What the task requires — Exclude the pictures and retype the entries as written.

Extracted records —
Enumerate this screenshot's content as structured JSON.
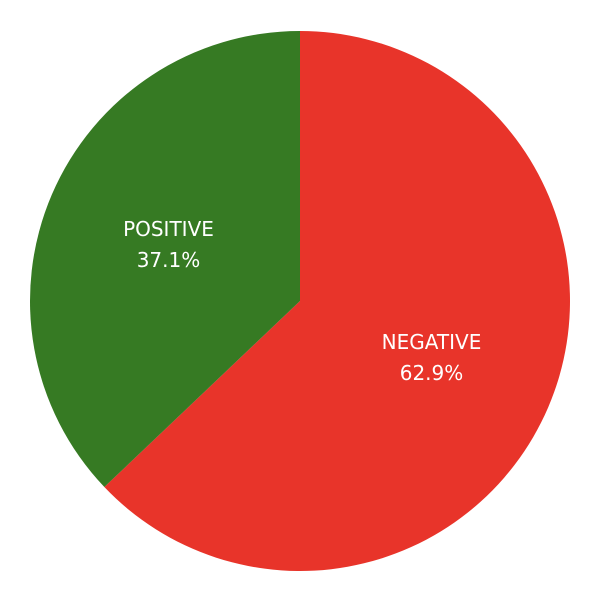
{
  "chart_data": {
    "type": "pie",
    "slices": [
      {
        "label": "NEGATIVE",
        "value": 62.9,
        "percent_label": "62.9%",
        "color": "#e8342a"
      },
      {
        "label": "POSITIVE",
        "value": 37.1,
        "percent_label": "37.1%",
        "color": "#367a23"
      }
    ],
    "start_angle": "12 o'clock",
    "direction": "clockwise"
  }
}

Right answer —
Enumerate this screenshot's content as structured JSON.
{
  "chart_data": {
    "type": "pie",
    "slices": [
      {
        "label": "NEGATIVE",
        "value": 62.9,
        "percent_label": "62.9%",
        "color": "#e8342a"
      },
      {
        "label": "POSITIVE",
        "value": 37.1,
        "percent_label": "37.1%",
        "color": "#367a23"
      }
    ],
    "start_angle": "12 o'clock",
    "direction": "clockwise"
  }
}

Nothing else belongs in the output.